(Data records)
- - - - - - -
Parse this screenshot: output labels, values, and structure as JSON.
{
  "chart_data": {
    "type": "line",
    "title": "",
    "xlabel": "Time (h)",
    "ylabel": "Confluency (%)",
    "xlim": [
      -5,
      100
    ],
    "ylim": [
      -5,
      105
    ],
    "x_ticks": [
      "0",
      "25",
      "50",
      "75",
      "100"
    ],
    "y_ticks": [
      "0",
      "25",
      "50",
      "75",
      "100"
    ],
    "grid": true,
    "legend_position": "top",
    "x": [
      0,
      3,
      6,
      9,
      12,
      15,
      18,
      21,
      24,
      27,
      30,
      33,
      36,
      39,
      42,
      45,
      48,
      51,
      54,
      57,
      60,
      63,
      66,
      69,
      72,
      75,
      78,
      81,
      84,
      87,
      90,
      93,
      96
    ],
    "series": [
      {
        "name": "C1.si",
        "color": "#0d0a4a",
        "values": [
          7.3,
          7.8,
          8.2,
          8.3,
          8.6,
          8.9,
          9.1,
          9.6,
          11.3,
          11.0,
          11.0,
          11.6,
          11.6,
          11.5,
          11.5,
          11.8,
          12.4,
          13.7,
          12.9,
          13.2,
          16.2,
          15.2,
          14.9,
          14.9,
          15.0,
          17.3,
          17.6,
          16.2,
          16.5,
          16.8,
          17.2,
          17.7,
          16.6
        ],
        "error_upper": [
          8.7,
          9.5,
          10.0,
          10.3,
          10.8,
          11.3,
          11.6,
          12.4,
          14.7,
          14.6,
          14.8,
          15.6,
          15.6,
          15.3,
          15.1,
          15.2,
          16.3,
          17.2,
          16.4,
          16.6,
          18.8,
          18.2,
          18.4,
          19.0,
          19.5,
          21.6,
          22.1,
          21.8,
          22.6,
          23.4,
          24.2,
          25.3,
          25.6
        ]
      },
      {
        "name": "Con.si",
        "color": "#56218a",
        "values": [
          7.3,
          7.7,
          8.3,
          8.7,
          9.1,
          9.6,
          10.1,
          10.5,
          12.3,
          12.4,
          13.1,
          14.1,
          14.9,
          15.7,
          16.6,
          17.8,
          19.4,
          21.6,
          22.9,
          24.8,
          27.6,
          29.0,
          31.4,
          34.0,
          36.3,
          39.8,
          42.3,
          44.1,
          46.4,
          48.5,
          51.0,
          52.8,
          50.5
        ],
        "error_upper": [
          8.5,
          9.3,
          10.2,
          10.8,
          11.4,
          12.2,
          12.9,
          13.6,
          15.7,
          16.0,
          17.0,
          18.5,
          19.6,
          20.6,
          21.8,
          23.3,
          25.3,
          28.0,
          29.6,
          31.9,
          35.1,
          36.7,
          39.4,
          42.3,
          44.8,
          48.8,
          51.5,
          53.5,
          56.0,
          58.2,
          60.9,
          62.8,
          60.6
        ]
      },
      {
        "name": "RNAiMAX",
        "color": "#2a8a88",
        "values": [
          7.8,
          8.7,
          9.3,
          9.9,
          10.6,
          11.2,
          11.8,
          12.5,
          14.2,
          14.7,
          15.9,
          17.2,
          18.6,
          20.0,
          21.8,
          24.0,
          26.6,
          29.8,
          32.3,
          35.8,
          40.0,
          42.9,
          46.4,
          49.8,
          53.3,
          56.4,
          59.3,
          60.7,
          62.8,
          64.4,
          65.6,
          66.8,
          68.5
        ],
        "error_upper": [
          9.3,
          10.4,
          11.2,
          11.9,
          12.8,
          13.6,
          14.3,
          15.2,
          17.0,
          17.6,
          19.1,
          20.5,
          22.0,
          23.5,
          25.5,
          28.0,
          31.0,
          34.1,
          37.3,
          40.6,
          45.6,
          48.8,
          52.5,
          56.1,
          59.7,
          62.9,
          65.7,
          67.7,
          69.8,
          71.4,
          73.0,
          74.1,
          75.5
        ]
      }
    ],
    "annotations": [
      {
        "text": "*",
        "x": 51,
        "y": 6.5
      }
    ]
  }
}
- - - - - - -
Restate each record exactly as written.

Parse this screenshot: output labels, values, and structure as JSON.
{
  "chart_data": {
    "type": "line",
    "title": "",
    "xlabel": "Time (h)",
    "ylabel": "Confluency (%)",
    "xlim": [
      -5,
      100
    ],
    "ylim": [
      -5,
      105
    ],
    "x_ticks": [
      "0",
      "25",
      "50",
      "75",
      "100"
    ],
    "y_ticks": [
      "0",
      "25",
      "50",
      "75",
      "100"
    ],
    "grid": true,
    "legend_position": "top",
    "x": [
      0,
      3,
      6,
      9,
      12,
      15,
      18,
      21,
      24,
      27,
      30,
      33,
      36,
      39,
      42,
      45,
      48,
      51,
      54,
      57,
      60,
      63,
      66,
      69,
      72,
      75,
      78,
      81,
      84,
      87,
      90,
      93,
      96
    ],
    "series": [
      {
        "name": "C1.si",
        "color": "#0d0a4a",
        "values": [
          7.3,
          7.8,
          8.2,
          8.3,
          8.6,
          8.9,
          9.1,
          9.6,
          11.3,
          11.0,
          11.0,
          11.6,
          11.6,
          11.5,
          11.5,
          11.8,
          12.4,
          13.7,
          12.9,
          13.2,
          16.2,
          15.2,
          14.9,
          14.9,
          15.0,
          17.3,
          17.6,
          16.2,
          16.5,
          16.8,
          17.2,
          17.7,
          16.6
        ],
        "error_upper": [
          8.7,
          9.5,
          10.0,
          10.3,
          10.8,
          11.3,
          11.6,
          12.4,
          14.7,
          14.6,
          14.8,
          15.6,
          15.6,
          15.3,
          15.1,
          15.2,
          16.3,
          17.2,
          16.4,
          16.6,
          18.8,
          18.2,
          18.4,
          19.0,
          19.5,
          21.6,
          22.1,
          21.8,
          22.6,
          23.4,
          24.2,
          25.3,
          25.6
        ]
      },
      {
        "name": "Con.si",
        "color": "#56218a",
        "values": [
          7.3,
          7.7,
          8.3,
          8.7,
          9.1,
          9.6,
          10.1,
          10.5,
          12.3,
          12.4,
          13.1,
          14.1,
          14.9,
          15.7,
          16.6,
          17.8,
          19.4,
          21.6,
          22.9,
          24.8,
          27.6,
          29.0,
          31.4,
          34.0,
          36.3,
          39.8,
          42.3,
          44.1,
          46.4,
          48.5,
          51.0,
          52.8,
          50.5
        ],
        "error_upper": [
          8.5,
          9.3,
          10.2,
          10.8,
          11.4,
          12.2,
          12.9,
          13.6,
          15.7,
          16.0,
          17.0,
          18.5,
          19.6,
          20.6,
          21.8,
          23.3,
          25.3,
          28.0,
          29.6,
          31.9,
          35.1,
          36.7,
          39.4,
          42.3,
          44.8,
          48.8,
          51.5,
          53.5,
          56.0,
          58.2,
          60.9,
          62.8,
          60.6
        ]
      },
      {
        "name": "RNAiMAX",
        "color": "#2a8a88",
        "values": [
          7.8,
          8.7,
          9.3,
          9.9,
          10.6,
          11.2,
          11.8,
          12.5,
          14.2,
          14.7,
          15.9,
          17.2,
          18.6,
          20.0,
          21.8,
          24.0,
          26.6,
          29.8,
          32.3,
          35.8,
          40.0,
          42.9,
          46.4,
          49.8,
          53.3,
          56.4,
          59.3,
          60.7,
          62.8,
          64.4,
          65.6,
          66.8,
          68.5
        ],
        "error_upper": [
          9.3,
          10.4,
          11.2,
          11.9,
          12.8,
          13.6,
          14.3,
          15.2,
          17.0,
          17.6,
          19.1,
          20.5,
          22.0,
          23.5,
          25.5,
          28.0,
          31.0,
          34.1,
          37.3,
          40.6,
          45.6,
          48.8,
          52.5,
          56.1,
          59.7,
          62.9,
          65.7,
          67.7,
          69.8,
          71.4,
          73.0,
          74.1,
          75.5
        ]
      }
    ],
    "annotations": [
      {
        "text": "*",
        "x": 51,
        "y": 6.5
      }
    ]
  }
}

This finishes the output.